● The tasks
[1] Rewrite the part of the section on video recommendation experiments that begins at the words "7.1. Experimental Dataset" and ends after "video recommendation experiments.", swapping "YouTube-8M" for "YT-8M" throughout.
[2] Answer these questions from the section on video recommendation experiments:
(a) How long is each video in the dataset?
(b) On which platform are the deep feature extraction and key frame detection implemented?
(c) Which methods are compared in Experiment IV?
[3] Write what comes next in the section on video recommendation experiments, starting after its final sentence.

7. Experiments Results and Analysis

In this section, a quantitative study and comparative analysis are conducted to demonstrate the effectiveness of our recommendation system in this paper. In Experiment I, the results between the original key frame extraction algorithm and the deep features-based key frame extraction algorithm are compared. Then, an experiment is implemented to decide the value lambda in Experiment II. In Experiment III, the correlation coefficient results between the predictive user preference and the real user preference are illustrated. The precision and recall of the tag ranking method, video topic method, and our method are compared for personalized mobile video recommendation in Experiment IV.

7.1. Experimental Dataset and Setting

In order to evaluate the performance of our personalized recommendation, experiments were conducted on a dataset sampled from YouTube-8M dataset. YouTube-8M is a large-scale labeled video dataset that consists of millions of YouTube video IDs (Identity Documents) and associated social tags from a diverse vocabulary of 4700+ visual entities. Since each video in our dataset is between 120 and 500 seconds long, this dataset is available for our mobile video recommendation experiments.

The deep feature extraction and key frame detection are implemented under the Ubuntu system using TensorFlow platform (Google, Mountain view, California, USA) and Python programming language. The remaining experiments are completed in a PC with 3.60 GHz CPU, 4.00 G memory and windows 7 operating system, Intellij IDEA programming, and SQL Lite database. It is worth mentioning that IntelliJ IDEA is an integrated environment for Java programming language development. We used Java as the main technical framework in Windows.

Data entries
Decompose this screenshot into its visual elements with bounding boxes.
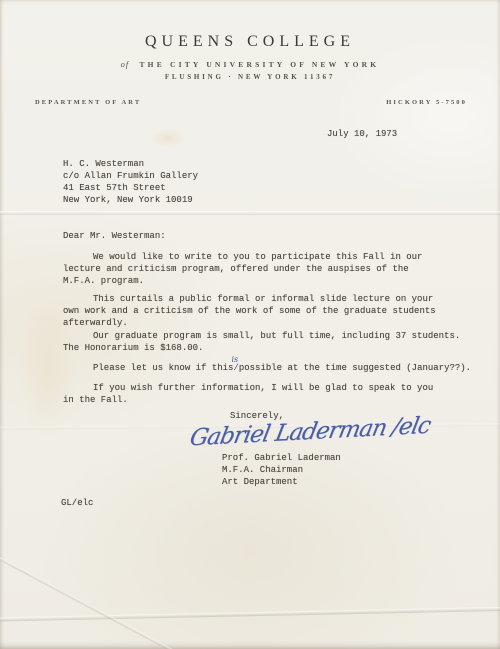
paper-crease xyxy=(0,211,500,215)
signature-script: Gabriel Laderman /elc xyxy=(188,413,433,452)
paper-stain xyxy=(150,128,186,148)
body-paragraph: We would like to write to you to partici… xyxy=(63,251,422,287)
recipient-line: 41 East 57th Street xyxy=(63,182,198,194)
paper-crease xyxy=(0,549,178,649)
scanned-letter-page: QUEENS COLLEGE of THE CITY UNIVERSITY OF… xyxy=(0,0,500,649)
body-line: This curtails a public formal or informa… xyxy=(63,293,436,305)
body-line: possible at the time suggested (January?… xyxy=(239,363,471,373)
body-line: The Honorarium is $168.00. xyxy=(63,342,460,354)
body-line: If you wish further information, I will … xyxy=(63,382,433,394)
body-line: in the Fall. xyxy=(63,394,433,406)
body-paragraph: If you wish further information, I will … xyxy=(63,382,433,406)
letterhead-info-row: DEPARTMENT OF ART HICKORY 5-7500 xyxy=(35,99,467,106)
signer-department: Art Department xyxy=(222,476,341,488)
body-paragraph: This curtails a public formal or informa… xyxy=(63,293,436,329)
body-line: Please let us know if this xyxy=(93,363,233,373)
letterhead-phone: HICKORY 5-7500 xyxy=(386,99,467,106)
typist-reference: GL/elc xyxy=(61,497,93,509)
body-line: own work and a criticism of the work of … xyxy=(63,305,436,317)
signer-title: M.F.A. Chairman xyxy=(222,464,341,476)
body-line: lecture and criticism program, offered u… xyxy=(63,263,422,275)
recipient-block: H. C. Westerman c/o Allan Frumkin Galler… xyxy=(63,158,198,206)
body-line: afterwardly. xyxy=(63,317,436,329)
letterhead-department: DEPARTMENT OF ART xyxy=(35,99,141,106)
recipient-line: H. C. Westerman xyxy=(63,158,198,170)
handwritten-insertion: is xyxy=(231,354,238,366)
body-paragraph: Please let us know if thisis/possible at… xyxy=(63,362,471,374)
letterhead-college-name: QUEENS COLLEGE xyxy=(0,33,500,51)
paper-crease xyxy=(0,606,500,622)
body-line: M.F.A. program. xyxy=(63,275,422,287)
signer-name: Prof. Gabriel Laderman xyxy=(222,452,341,464)
insertion-point: is/ xyxy=(233,363,238,373)
letterhead-of-word: of xyxy=(121,59,130,69)
recipient-line: New York, New York 10019 xyxy=(63,194,198,206)
letterhead-university-line: of THE CITY UNIVERSITY OF NEW YORK xyxy=(0,59,500,69)
date-line: July 10, 1973 xyxy=(327,128,397,140)
recipient-line: c/o Allan Frumkin Gallery xyxy=(63,170,198,182)
letterhead-university-text: THE CITY UNIVERSITY OF NEW YORK xyxy=(139,60,379,69)
letterhead-address-line: FLUSHING · NEW YORK 11367 xyxy=(0,73,500,81)
body-paragraph: Our graduate program is small, but full … xyxy=(63,330,460,354)
signer-block: Prof. Gabriel Laderman M.F.A. Chairman A… xyxy=(222,452,341,488)
salutation: Dear Mr. Westerman: xyxy=(63,230,166,242)
body-line: Our graduate program is small, but full … xyxy=(63,330,460,342)
body-line: We would like to write to you to partici… xyxy=(63,251,422,263)
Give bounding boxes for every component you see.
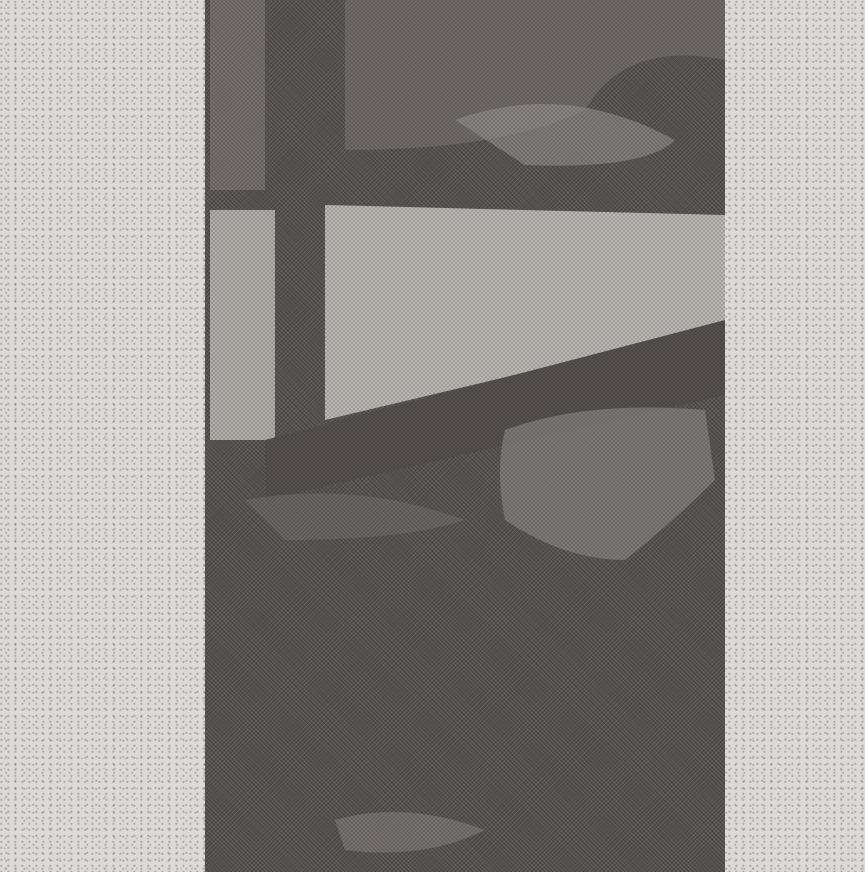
woven-fabric-strip <box>205 0 725 872</box>
fabric-pattern <box>205 0 725 872</box>
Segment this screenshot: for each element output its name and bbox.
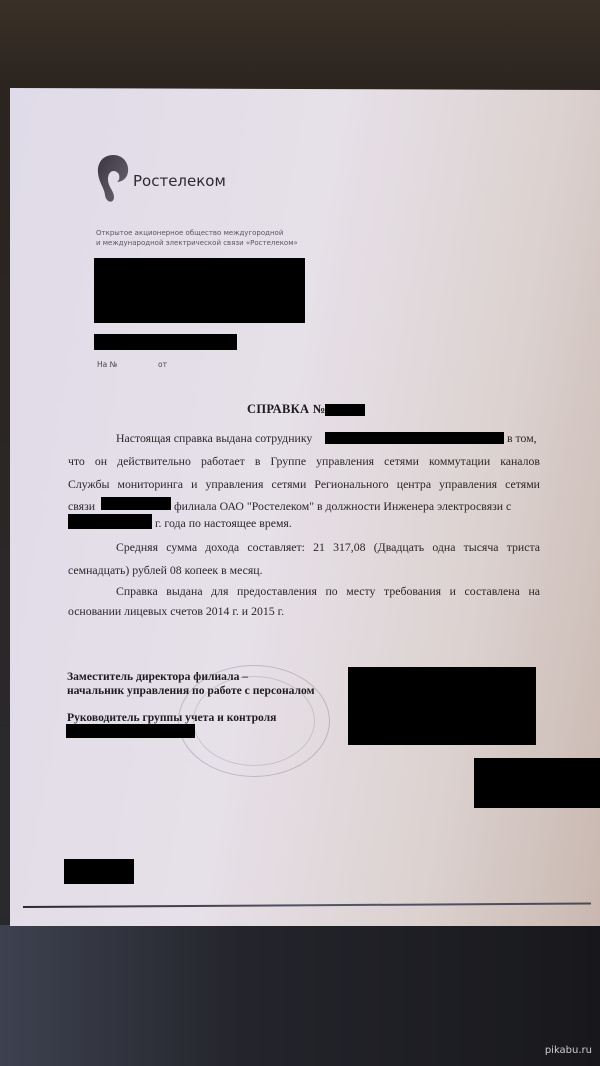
paragraph2-line1: Средняя сумма дохода составляет: 21 317,… [116,540,540,555]
redacted-start-date [68,514,152,529]
paragraph1-line2: что он действительно работает в Группе у… [68,454,540,469]
paragraph1-line3: Службы мониторинга и управления сетями Р… [68,477,540,492]
desk-surface [0,925,600,1066]
watermark: pikabu.ru [545,1045,592,1056]
deputy-director-title-line1: Заместитель директора филиала – [67,670,248,683]
rostelecom-logo-icon [96,153,130,205]
company-name: Ростелеком [133,172,226,190]
reference-number-label: На № [97,360,117,369]
redacted-signature-name [474,758,600,808]
redacted-group-head-name [66,724,195,738]
paragraph1-line4-start: связи [68,499,95,514]
redacted-document-number [325,404,365,416]
redacted-recipient-name [94,334,237,350]
reference-date-label: от [158,360,167,369]
group-head-title: Руководитель группы учета и контроля [67,711,276,724]
paragraph1-line1-start: Настоящая справка выдана сотруднику [116,431,312,446]
paragraph1-line5-end: г. года по настоящее время. [155,516,292,531]
paragraph1-line4-end: филиала ОАО "Ростелеком" в должности Инж… [174,499,511,514]
paragraph3-line1: Справка выдана для предоставления по мес… [116,584,540,599]
deputy-director-title-line2: начальник управления по работе с персона… [67,684,315,697]
paragraph1-line1-end: в том, [507,431,537,446]
redacted-region-name [101,497,171,510]
document-title: СПРАВКА № [247,402,326,417]
paragraph2-line2: семнадцать) рублей 08 копеек в месяц. [68,563,263,578]
redacted-footer-note [64,859,134,884]
redacted-signature-block [348,667,536,745]
paragraph3-line2: основании лицевых счетов 2014 г. и 2015 … [68,604,284,619]
org-line-1: Открытое акционерное общество междугород… [96,229,283,237]
redacted-employee-name [325,432,504,444]
org-line-2: и международной электрической связи «Рос… [96,239,298,247]
redacted-recipient-address [94,258,305,323]
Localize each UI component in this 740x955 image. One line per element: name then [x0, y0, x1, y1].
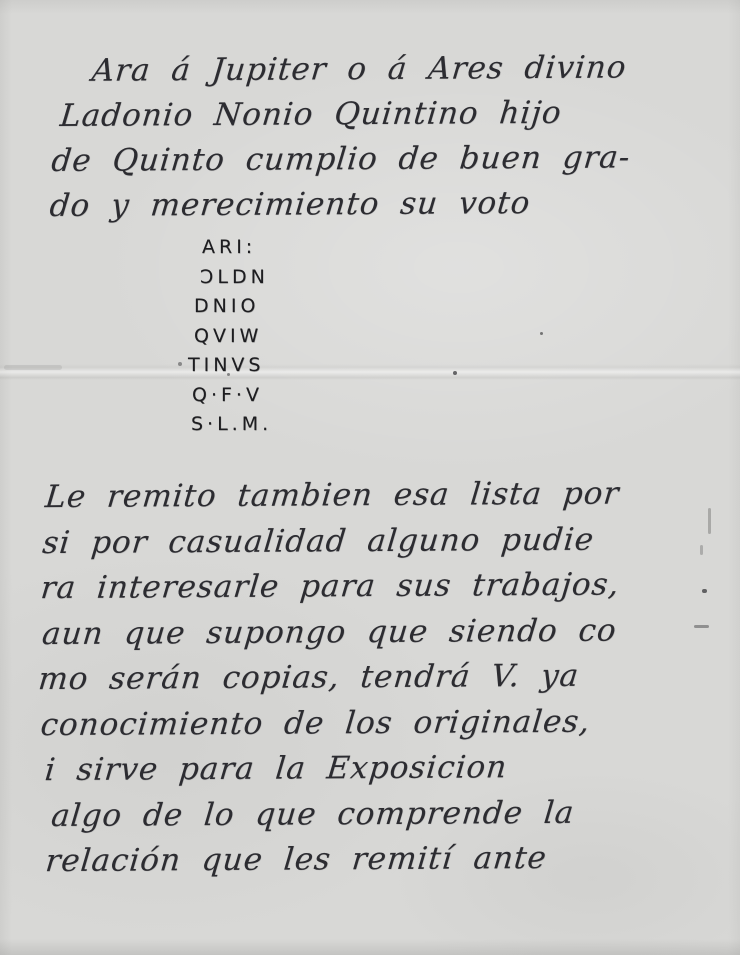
inscription-line: Q·F·V: [192, 381, 272, 411]
inscription-line: DNIO: [194, 292, 272, 322]
ink-speck: [540, 332, 543, 335]
scan-smudge: [4, 365, 62, 370]
inscription-line: ARI:: [202, 233, 272, 263]
handwriting-line: algo de lo que comprende la: [49, 789, 740, 839]
ink-speck: [708, 508, 711, 534]
ink-speck: [227, 373, 230, 376]
handwriting-line: do y merecimiento su voto: [48, 180, 721, 229]
letter-paragraph-remito-lista: Le remito tambien esa lista por si por c…: [35, 471, 737, 885]
handwriting-line: i sirve para la Exposicion: [43, 744, 740, 794]
inscription-line: ƆLDN: [200, 263, 272, 293]
handwritten-letter-scan: Ara á Jupiter o á Ares divino Ladonio No…: [0, 0, 740, 955]
handwriting-line: Ladonio Nonio Quintino hijo: [58, 90, 720, 139]
handwriting-line: aun que supongo que siendo co: [40, 607, 740, 657]
fold-crease: [0, 364, 740, 380]
handwriting-line: Le remito tambien esa lista por: [43, 471, 739, 521]
handwriting-line: conocimiento de los originales,: [38, 698, 740, 748]
ink-speck: [700, 545, 703, 555]
handwriting-line: Ara á Jupiter o á Ares divino: [90, 45, 720, 94]
handwriting-line: ra interesarle para sus trabajos,: [39, 562, 740, 612]
inscription-line: TINVS: [188, 351, 272, 381]
ink-speck: [453, 371, 457, 375]
ink-speck: [702, 589, 707, 593]
handwriting-line: de Quinto cumplio de buen gra-: [49, 135, 720, 184]
inscription-line: QVIW: [194, 322, 272, 352]
letter-paragraph-about-altar: Ara á Jupiter o á Ares divino Ladonio No…: [43, 45, 716, 229]
ink-speck: [178, 362, 182, 366]
handwriting-line: mo serán copias, tendrá V. ya: [36, 653, 740, 703]
handwriting-line: si por casualidad alguno pudie: [40, 516, 739, 566]
handwriting-line: relación que les remití ante: [43, 835, 740, 885]
latin-inscription-capitals: ARI: ƆLDN DNIO QVIW TINVS Q·F·V S·L.M.: [186, 233, 272, 440]
inscription-line: S·L.M.: [191, 410, 272, 440]
ink-speck: [694, 625, 709, 628]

● In response
[1]
7.1. Experimental Dataset and Setting

In order to evaluate the performance of our personalized recommendation, experiments were conducted on a dataset sampled from YT-8M dataset. YT-8M is a large-scale labeled video dataset that consists of millions of YouTube video IDs (Identity Documents) and associated social tags from a diverse vocabulary of 4700+ visual entities. Since each video in our dataset is between 120 and 500 seconds long, this dataset is available for our mobile video recommendation experiments.

[2]
(a) Between 120 and 500 seconds.
(b) TensorFlow, under the Ubuntu system.
(c) The tag ranking method, the video topic method, and the authors' own method.

[3]
To verify the superiority of the proposed method, we compared with other user preference modeling methods.

Video topic method [22]: this method represents user preference modeling by a topic model that has a closer distribution with the user’s history.
Tag ranking method [24]: this method builds user preference modeling by ranking all the social tags associated with all videos that the user has watched.

7.2. Experiment I: Comparison of Operation Efficiency of Key Frame Detection

In order to speed up computation and achieve real-time recommendations in a mobile environment, the differential evolution optimization algorithm was used with deep frame feature to detect key frames. Therefore, in this section, an experiment was implemented to compare the original key frame detection and deep features-based key frame detection. The relationship between iterations and distance is illustrated in Figure 10. The running time for extracting results per video is shown in Table 1. It can be seen from the experiment that the distance of both methods will increase with iterations because the differential evolution optimization algorithm tries to find a solution satisfying Equation (19) in the whole solution space. Meanwhile, the running time per video proves that deep learning-based method can speed up the process of key frame detection. Therefore, it is applicable that differential evolution algorithm is used to detect the key frame.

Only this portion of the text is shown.